**Exercise details:** From the listing below, work out how many lines contain "Scenario". Reply with that number only.

**Figure dataset records:**
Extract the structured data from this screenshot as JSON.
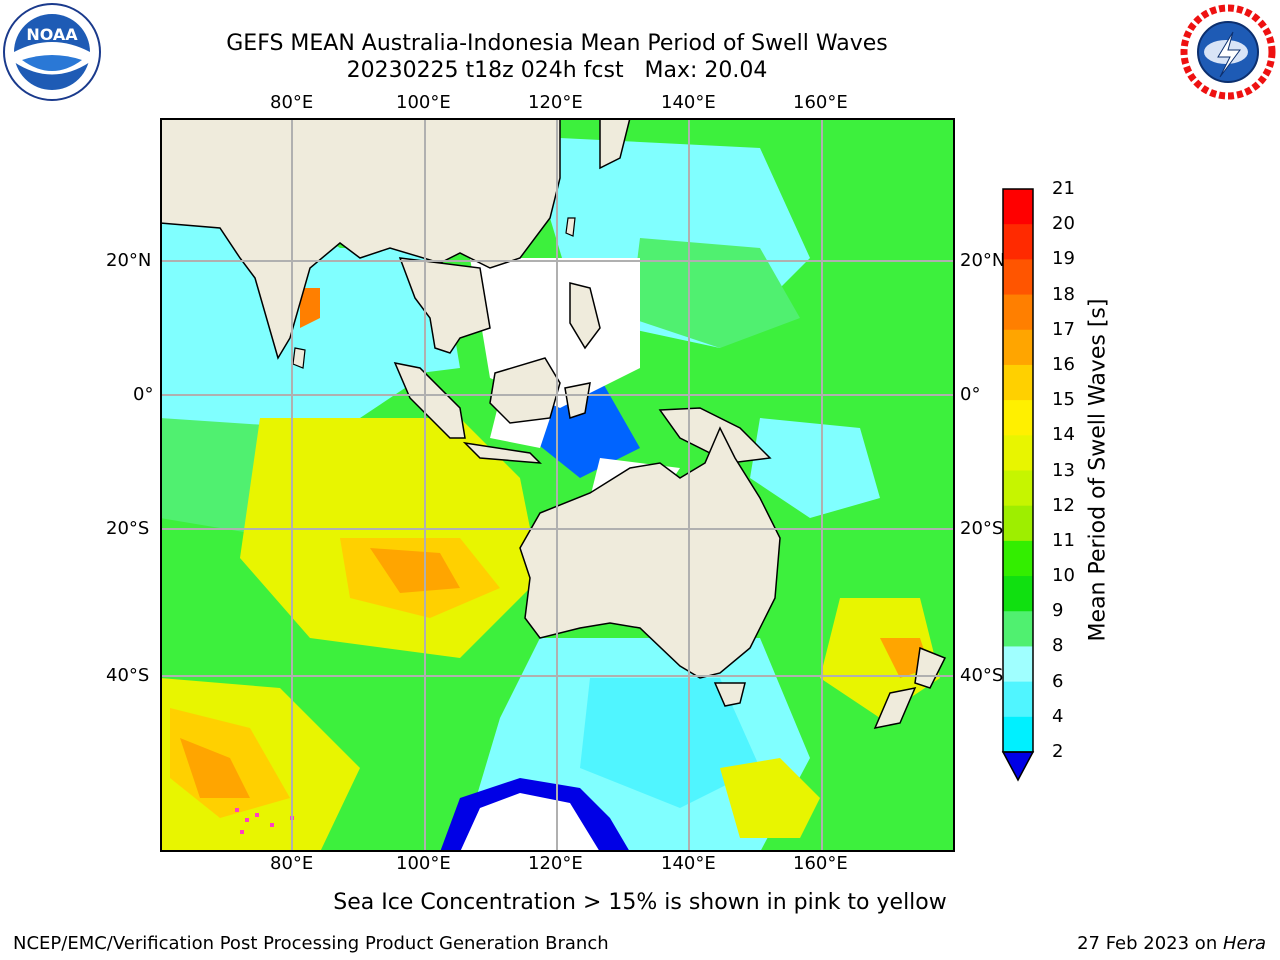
{
  "title": {
    "line1": "GEFS MEAN Australia-Indonesia Mean Period of Swell Waves",
    "line2": "20230225 t18z 024h fcst   Max: 20.04"
  },
  "logos": {
    "left": "NOAA",
    "right": "NATIONAL WEATHER SERVICE"
  },
  "map": {
    "lon_top": [
      "80°E",
      "100°E",
      "120°E",
      "140°E",
      "160°E"
    ],
    "lon_bottom": [
      "80°E",
      "100°E",
      "120°E",
      "140°E",
      "160°E"
    ],
    "lat_left": [
      "20°N",
      "0°",
      "20°S",
      "40°S"
    ],
    "lat_right": [
      "20°N",
      "0°",
      "20°S",
      "40°S"
    ]
  },
  "colorbar": {
    "title": "Mean Period of Swell Waves [s]",
    "ticks": [
      "21",
      "20",
      "19",
      "18",
      "17",
      "16",
      "15",
      "14",
      "13",
      "12",
      "11",
      "10",
      "9",
      "8",
      "6",
      "4",
      "2"
    ],
    "colors": [
      "#ff0000",
      "#ff2a00",
      "#ff5500",
      "#ff7f00",
      "#ffa500",
      "#ffd000",
      "#fff000",
      "#e8f500",
      "#c6f500",
      "#9eee00",
      "#33ee00",
      "#10e010",
      "#50f070",
      "#a0ffff",
      "#50f5ff",
      "#00f0ff",
      "#00c8ff",
      "#0064ff",
      "#0000e6"
    ]
  },
  "caption": "Sea Ice Concentration > 15% is shown in pink to yellow",
  "footer": {
    "left": "NCEP/EMC/Verification Post Processing Product Generation Branch",
    "right_prefix": "27 Feb 2023 on ",
    "right_italic": "Hera"
  }
}
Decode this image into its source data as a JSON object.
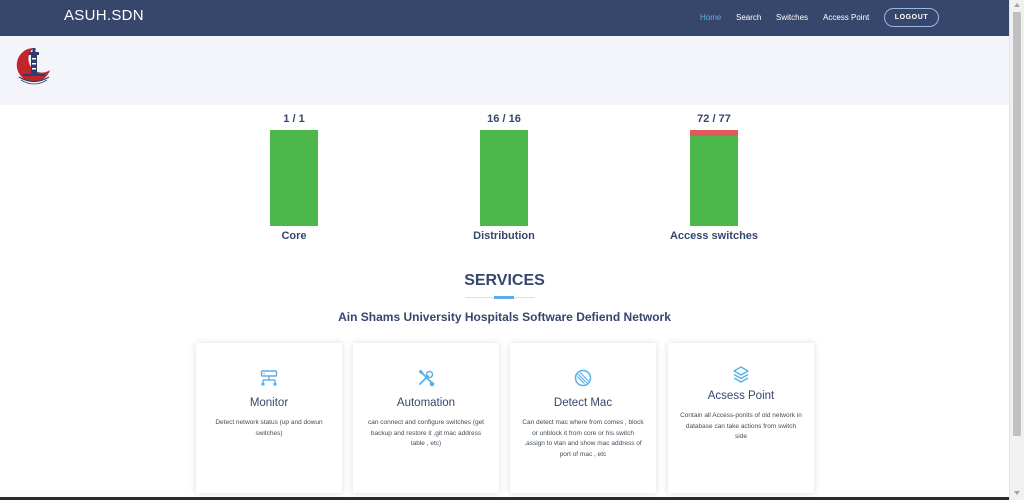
{
  "navbar": {
    "brand": "ASUH.SDN",
    "links": [
      {
        "label": "Home",
        "active": true
      },
      {
        "label": "Search",
        "active": false
      },
      {
        "label": "Switches",
        "active": false
      },
      {
        "label": "Access Point",
        "active": false
      }
    ],
    "logout_label": "LOGOUT"
  },
  "hero": {
    "logo_icon": "university-hospital-logo"
  },
  "switch_stats": [
    {
      "count_label": "1 / 1",
      "up": 1,
      "total": 1,
      "label": "Core"
    },
    {
      "count_label": "16 / 16",
      "up": 16,
      "total": 16,
      "label": "Distribution"
    },
    {
      "count_label": "72 / 77",
      "up": 72,
      "total": 77,
      "label": "Access switches"
    }
  ],
  "services": {
    "title": "SERVICES",
    "subtitle": "Ain Shams University Hospitals Software Defiend Network",
    "cards": [
      {
        "icon": "network-monitor-icon",
        "title": "Monitor",
        "description": "Detect network status (up and dowun switches)"
      },
      {
        "icon": "tools-icon",
        "title": "Automation",
        "description": "can connect and configure switches (get backup and restore it ,git mac address table , etc)"
      },
      {
        "icon": "globe-icon",
        "title": "Detect Mac",
        "description": "Can detect mac where from comes , block or unblock it from core or his switch ,assign to vlan and show mac address of port of mac , etc"
      },
      {
        "icon": "layers-icon",
        "title": "Acsess Point",
        "description": "Contain all Access-ponits of old network in database can take actions from switch side"
      }
    ]
  },
  "colors": {
    "navbar_bg": "#37466b",
    "active_link": "#5ab0e6",
    "bar_up": "#4cb84c",
    "bar_down": "#e05a5a",
    "heading": "#37466b"
  }
}
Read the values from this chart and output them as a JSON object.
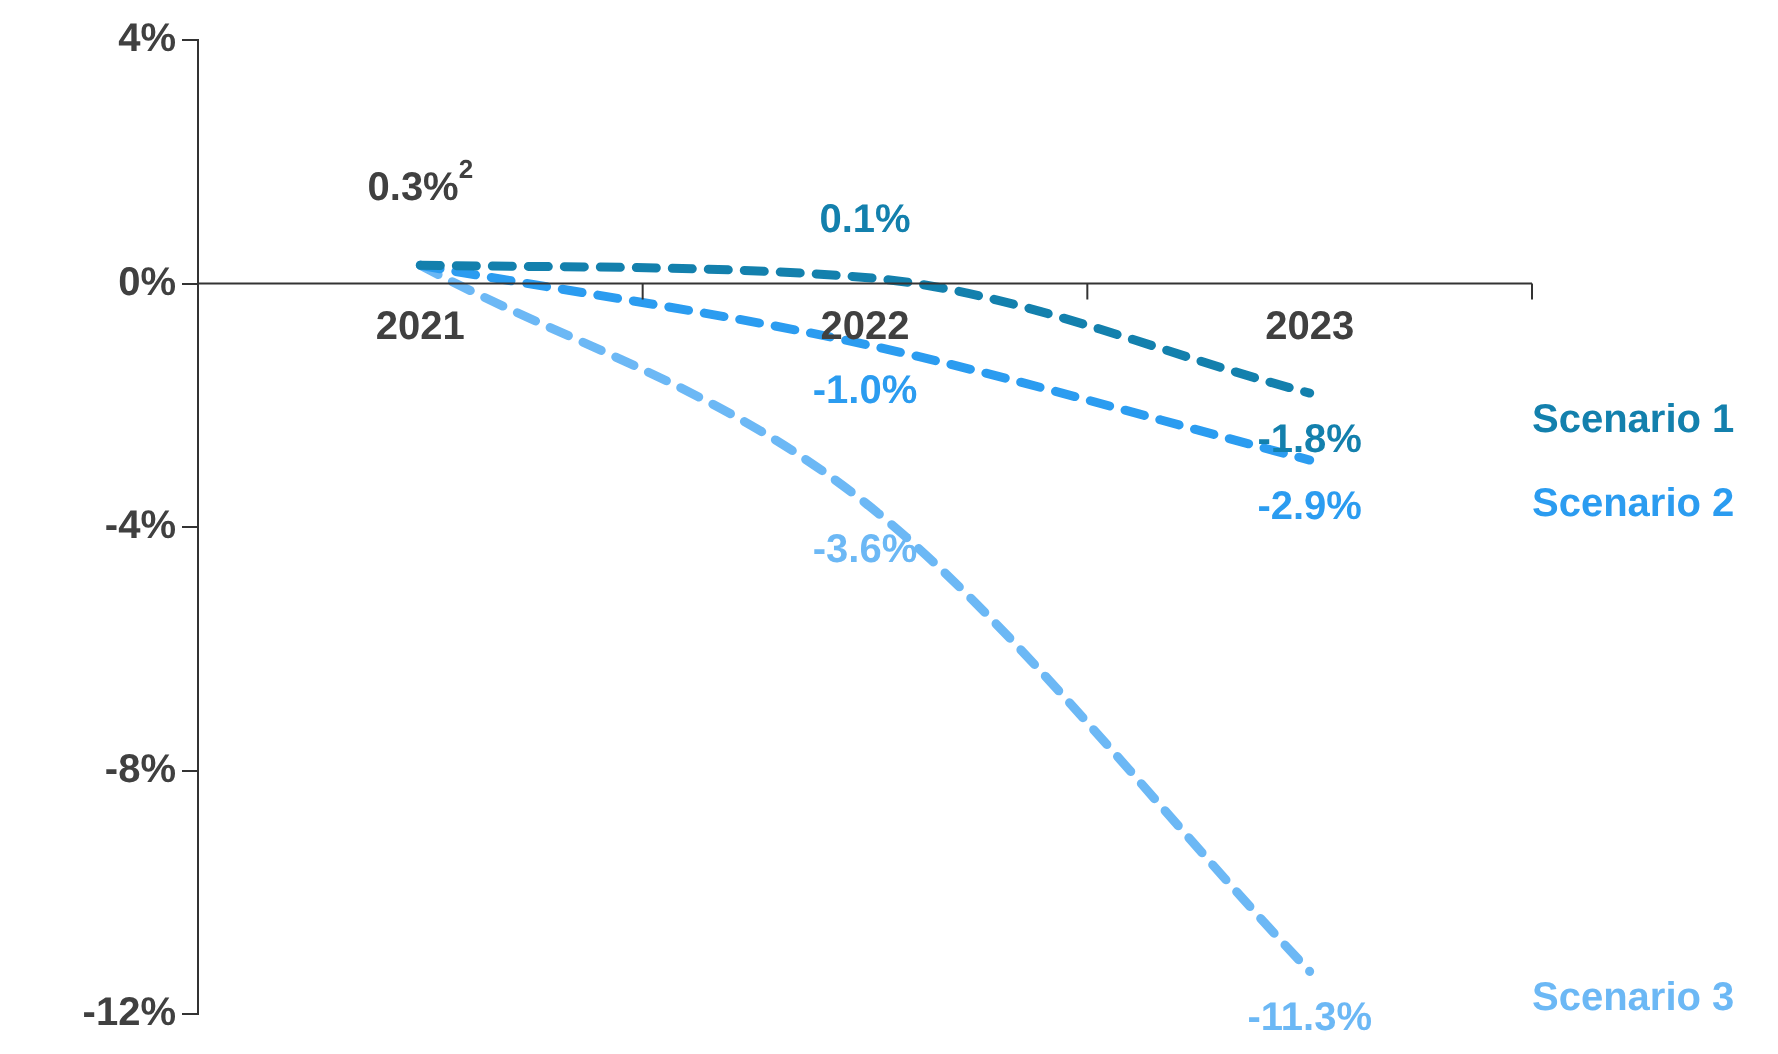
{
  "chart_data": {
    "type": "line",
    "categories": [
      "2021",
      "2022",
      "2023"
    ],
    "series": [
      {
        "name": "Scenario 1",
        "color": "#1380ad",
        "values": [
          0.3,
          0.1,
          -1.8
        ],
        "value_labels": [
          null,
          "0.1%",
          "-1.8%"
        ]
      },
      {
        "name": "Scenario 2",
        "color": "#2b9cf0",
        "values": [
          0.3,
          -1.0,
          -2.9
        ],
        "value_labels": [
          null,
          "-1.0%",
          "-2.9%"
        ]
      },
      {
        "name": "Scenario 3",
        "color": "#6cb8f5",
        "values": [
          0.3,
          -3.6,
          -11.3
        ],
        "value_labels": [
          null,
          "-3.6%",
          "-11.3%"
        ]
      }
    ],
    "annotations": [
      {
        "text": "0.3%$^{2}$",
        "x": "2021",
        "y": 0.3
      }
    ],
    "ylim": [
      -12,
      4
    ],
    "yticks": [
      {
        "value": -12,
        "label": "-12%"
      },
      {
        "value": -8,
        "label": "-8%"
      },
      {
        "value": -4,
        "label": "-4%"
      },
      {
        "value": 0,
        "label": "0%"
      },
      {
        "value": 4,
        "label": "4%"
      }
    ],
    "grid": false,
    "marker": "none",
    "line_style": "dashed"
  }
}
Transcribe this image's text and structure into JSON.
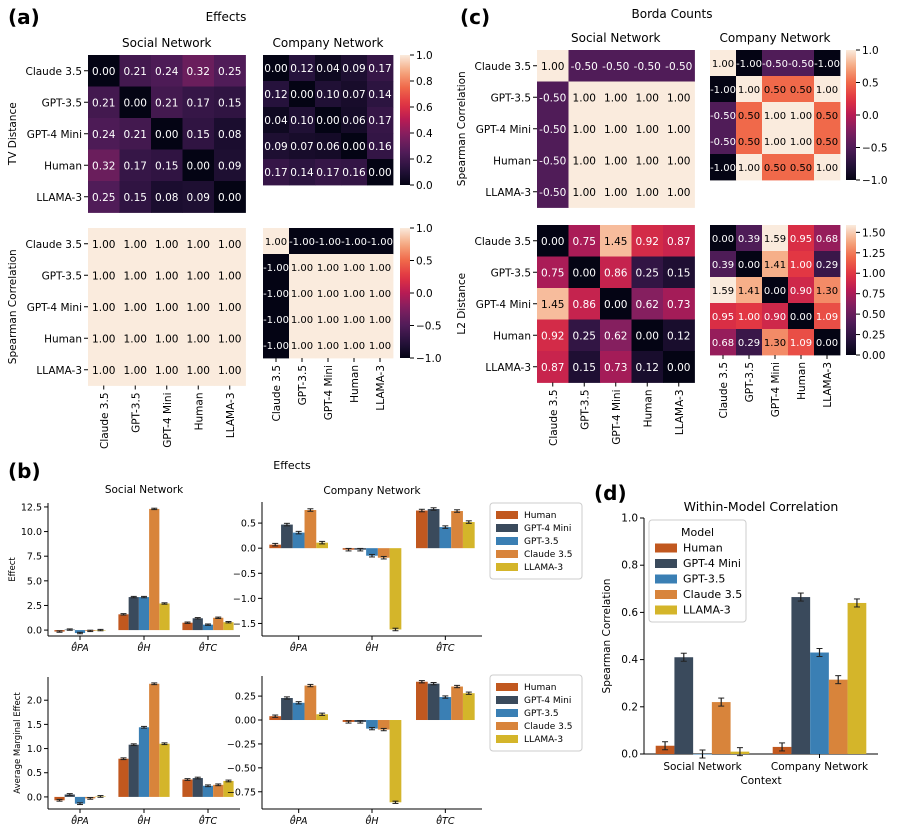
{
  "panel_labels": {
    "a": "(a)",
    "b": "(b)",
    "c": "(c)",
    "d": "(d)"
  },
  "titles": {
    "a": "Effects",
    "b": "Effects",
    "c": "Borda Counts",
    "social": "Social Network",
    "company": "Company Network",
    "d": "Within-Model Correlation"
  },
  "models": [
    "Claude 3.5",
    "GPT-3.5",
    "GPT-4 Mini",
    "Human",
    "LLAMA-3"
  ],
  "colors": {
    "Human": "#c1581f",
    "GPT-4 Mini": "#3a4a5c",
    "GPT-3.5": "#3a7fb4",
    "Claude 3.5": "#d8843b",
    "LLAMA-3": "#d4b52a"
  },
  "chart_data": [
    {
      "id": "a_tv_social",
      "type": "heatmap",
      "ylabel": "TV Distance",
      "title": "Social Network",
      "labels": [
        "Claude 3.5",
        "GPT-3.5",
        "GPT-4 Mini",
        "Human",
        "LLAMA-3"
      ],
      "vmin": 0,
      "vmax": 1,
      "matrix": [
        [
          0.0,
          0.21,
          0.24,
          0.32,
          0.25
        ],
        [
          0.21,
          0.0,
          0.21,
          0.17,
          0.15
        ],
        [
          0.24,
          0.21,
          0.0,
          0.15,
          0.08
        ],
        [
          0.32,
          0.17,
          0.15,
          0.0,
          0.09
        ],
        [
          0.25,
          0.15,
          0.08,
          0.09,
          0.0
        ]
      ]
    },
    {
      "id": "a_tv_company",
      "type": "heatmap",
      "title": "Company Network",
      "labels": [
        "Claude 3.5",
        "GPT-3.5",
        "GPT-4 Mini",
        "Human",
        "LLAMA-3"
      ],
      "vmin": 0,
      "vmax": 1,
      "colorbar_ticks": [
        "0.0",
        "0.2",
        "0.4",
        "0.6",
        "0.8",
        "1.0"
      ],
      "matrix": [
        [
          0.0,
          0.12,
          0.04,
          0.09,
          0.17
        ],
        [
          0.12,
          0.0,
          0.1,
          0.07,
          0.14
        ],
        [
          0.04,
          0.1,
          0.0,
          0.06,
          0.17
        ],
        [
          0.09,
          0.07,
          0.06,
          0.0,
          0.16
        ],
        [
          0.17,
          0.14,
          0.17,
          0.16,
          0.0
        ]
      ]
    },
    {
      "id": "a_sp_social",
      "type": "heatmap",
      "ylabel": "Spearman Correlation",
      "labels": [
        "Claude 3.5",
        "GPT-3.5",
        "GPT-4 Mini",
        "Human",
        "LLAMA-3"
      ],
      "vmin": -1,
      "vmax": 1,
      "matrix": [
        [
          1,
          1,
          1,
          1,
          1
        ],
        [
          1,
          1,
          1,
          1,
          1
        ],
        [
          1,
          1,
          1,
          1,
          1
        ],
        [
          1,
          1,
          1,
          1,
          1
        ],
        [
          1,
          1,
          1,
          1,
          1
        ]
      ]
    },
    {
      "id": "a_sp_company",
      "type": "heatmap",
      "labels": [
        "Claude 3.5",
        "GPT-3.5",
        "GPT-4 Mini",
        "Human",
        "LLAMA-3"
      ],
      "vmin": -1,
      "vmax": 1,
      "colorbar_ticks": [
        "−1.0",
        "−0.5",
        "0.0",
        "0.5",
        "1.0"
      ],
      "matrix": [
        [
          1,
          -1,
          -1,
          -1,
          -1
        ],
        [
          -1,
          1,
          1,
          1,
          1
        ],
        [
          -1,
          1,
          1,
          1,
          1
        ],
        [
          -1,
          1,
          1,
          1,
          1
        ],
        [
          -1,
          1,
          1,
          1,
          1
        ]
      ]
    },
    {
      "id": "c_sp_social",
      "type": "heatmap",
      "ylabel": "Spearman Correlation",
      "title": "Social Network",
      "labels": [
        "Claude 3.5",
        "GPT-3.5",
        "GPT-4 Mini",
        "Human",
        "LLAMA-3"
      ],
      "vmin": -1,
      "vmax": 1,
      "matrix": [
        [
          1.0,
          -0.5,
          -0.5,
          -0.5,
          -0.5
        ],
        [
          -0.5,
          1.0,
          1.0,
          1.0,
          1.0
        ],
        [
          -0.5,
          1.0,
          1.0,
          1.0,
          1.0
        ],
        [
          -0.5,
          1.0,
          1.0,
          1.0,
          1.0
        ],
        [
          -0.5,
          1.0,
          1.0,
          1.0,
          1.0
        ]
      ]
    },
    {
      "id": "c_sp_company",
      "type": "heatmap",
      "title": "Company Network",
      "labels": [
        "Claude 3.5",
        "GPT-3.5",
        "GPT-4 Mini",
        "Human",
        "LLAMA-3"
      ],
      "vmin": -1,
      "vmax": 1,
      "colorbar_ticks": [
        "−1.0",
        "−0.5",
        "0.0",
        "0.5",
        "1.0"
      ],
      "matrix": [
        [
          1.0,
          -1.0,
          -0.5,
          -0.5,
          -1.0
        ],
        [
          -1.0,
          1.0,
          0.5,
          0.5,
          1.0
        ],
        [
          -0.5,
          0.5,
          1.0,
          1.0,
          0.5
        ],
        [
          -0.5,
          0.5,
          1.0,
          1.0,
          0.5
        ],
        [
          -1.0,
          1.0,
          0.5,
          0.5,
          1.0
        ]
      ]
    },
    {
      "id": "c_l2_social",
      "type": "heatmap",
      "ylabel": "L2 Distance",
      "labels": [
        "Claude 3.5",
        "GPT-3.5",
        "GPT-4 Mini",
        "Human",
        "LLAMA-3"
      ],
      "vmin": 0,
      "vmax": 1.59,
      "matrix": [
        [
          0.0,
          0.75,
          1.45,
          0.92,
          0.87
        ],
        [
          0.75,
          0.0,
          0.86,
          0.25,
          0.15
        ],
        [
          1.45,
          0.86,
          0.0,
          0.62,
          0.73
        ],
        [
          0.92,
          0.25,
          0.62,
          0.0,
          0.12
        ],
        [
          0.87,
          0.15,
          0.73,
          0.12,
          0.0
        ]
      ]
    },
    {
      "id": "c_l2_company",
      "type": "heatmap",
      "labels": [
        "Claude 3.5",
        "GPT-3.5",
        "GPT-4 Mini",
        "Human",
        "LLAMA-3"
      ],
      "vmin": 0,
      "vmax": 1.59,
      "colorbar_ticks": [
        "0.00",
        "0.25",
        "0.50",
        "0.75",
        "1.00",
        "1.25",
        "1.50"
      ],
      "matrix": [
        [
          0.0,
          0.39,
          1.59,
          0.95,
          0.68
        ],
        [
          0.39,
          0.0,
          1.41,
          1.0,
          0.29
        ],
        [
          1.59,
          1.41,
          0.0,
          0.9,
          1.3
        ],
        [
          0.95,
          1.0,
          0.9,
          0.0,
          1.09
        ],
        [
          0.68,
          0.29,
          1.3,
          1.09,
          0.0
        ]
      ]
    },
    {
      "id": "b_eff_social",
      "type": "bar",
      "title": "Social Network",
      "ylabel": "Effect",
      "categories": [
        "θ̂PA",
        "θ̂H",
        "θ̂TC"
      ],
      "ylim": [
        -0.6,
        12.9
      ],
      "yticks": [
        "0.0",
        "2.5",
        "5.0",
        "7.5",
        "10.0",
        "12.5"
      ],
      "series": [
        {
          "name": "Human",
          "values": [
            -0.15,
            1.6,
            0.75
          ]
        },
        {
          "name": "GPT-4 Mini",
          "values": [
            0.05,
            3.35,
            1.2
          ]
        },
        {
          "name": "GPT-3.5",
          "values": [
            -0.3,
            3.35,
            0.55
          ]
        },
        {
          "name": "Claude 3.5",
          "values": [
            -0.08,
            12.3,
            1.25
          ]
        },
        {
          "name": "LLAMA-3",
          "values": [
            0.0,
            2.7,
            0.8
          ]
        }
      ]
    },
    {
      "id": "b_eff_company",
      "type": "bar",
      "title": "Company Network",
      "categories": [
        "θ̂PA",
        "θ̂H",
        "θ̂TC"
      ],
      "ylim": [
        -1.75,
        0.92
      ],
      "yticks": [
        "−1.5",
        "−1.0",
        "−0.5",
        "0.0",
        "0.5"
      ],
      "series": [
        {
          "name": "Human",
          "values": [
            0.07,
            -0.03,
            0.75
          ]
        },
        {
          "name": "GPT-4 Mini",
          "values": [
            0.47,
            -0.03,
            0.78
          ]
        },
        {
          "name": "GPT-3.5",
          "values": [
            0.31,
            -0.15,
            0.42
          ]
        },
        {
          "name": "Claude 3.5",
          "values": [
            0.76,
            -0.19,
            0.74
          ]
        },
        {
          "name": "LLAMA-3",
          "values": [
            0.11,
            -1.62,
            0.52
          ]
        }
      ],
      "legend": [
        "Human",
        "GPT-4 Mini",
        "GPT-3.5",
        "Claude 3.5",
        "LLAMA-3"
      ]
    },
    {
      "id": "b_ame_social",
      "type": "bar",
      "ylabel": "Average Marginal Effect",
      "categories": [
        "θ̂PA",
        "θ̂H",
        "θ̂TC"
      ],
      "ylim": [
        -0.25,
        2.48
      ],
      "yticks": [
        "0.0",
        "0.5",
        "1.0",
        "1.5",
        "2.0"
      ],
      "series": [
        {
          "name": "Human",
          "values": [
            -0.07,
            0.79,
            0.36
          ]
        },
        {
          "name": "GPT-4 Mini",
          "values": [
            0.05,
            1.08,
            0.39
          ]
        },
        {
          "name": "GPT-3.5",
          "values": [
            -0.14,
            1.44,
            0.23
          ]
        },
        {
          "name": "Claude 3.5",
          "values": [
            -0.03,
            2.34,
            0.25
          ]
        },
        {
          "name": "LLAMA-3",
          "values": [
            0.01,
            1.1,
            0.33
          ]
        }
      ]
    },
    {
      "id": "b_ame_company",
      "type": "bar",
      "categories": [
        "θ̂PA",
        "θ̂H",
        "θ̂TC"
      ],
      "ylim": [
        -0.93,
        0.46
      ],
      "yticks": [
        "−0.75",
        "−0.50",
        "−0.25",
        "0.00",
        "0.25"
      ],
      "series": [
        {
          "name": "Human",
          "values": [
            0.04,
            -0.02,
            0.4
          ]
        },
        {
          "name": "GPT-4 Mini",
          "values": [
            0.23,
            -0.02,
            0.38
          ]
        },
        {
          "name": "GPT-3.5",
          "values": [
            0.18,
            -0.09,
            0.24
          ]
        },
        {
          "name": "Claude 3.5",
          "values": [
            0.36,
            -0.1,
            0.35
          ]
        },
        {
          "name": "LLAMA-3",
          "values": [
            0.06,
            -0.86,
            0.28
          ]
        }
      ],
      "legend": [
        "Human",
        "GPT-4 Mini",
        "GPT-3.5",
        "Claude 3.5",
        "LLAMA-3"
      ]
    },
    {
      "id": "d_within",
      "type": "bar",
      "title": "Within-Model Correlation",
      "xlabel": "Context",
      "ylabel": "Spearman Correlation",
      "categories": [
        "Social Network",
        "Company Network"
      ],
      "ylim": [
        0,
        1.0
      ],
      "yticks": [
        "0.0",
        "0.2",
        "0.4",
        "0.6",
        "0.8",
        "1.0"
      ],
      "legend_title": "Model",
      "series": [
        {
          "name": "Human",
          "values": [
            0.035,
            0.03
          ]
        },
        {
          "name": "GPT-4 Mini",
          "values": [
            0.41,
            0.665
          ]
        },
        {
          "name": "GPT-3.5",
          "values": [
            0.0,
            0.43
          ]
        },
        {
          "name": "Claude 3.5",
          "values": [
            0.22,
            0.315
          ]
        },
        {
          "name": "LLAMA-3",
          "values": [
            0.01,
            0.64
          ]
        }
      ]
    }
  ]
}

**Full solution:** 3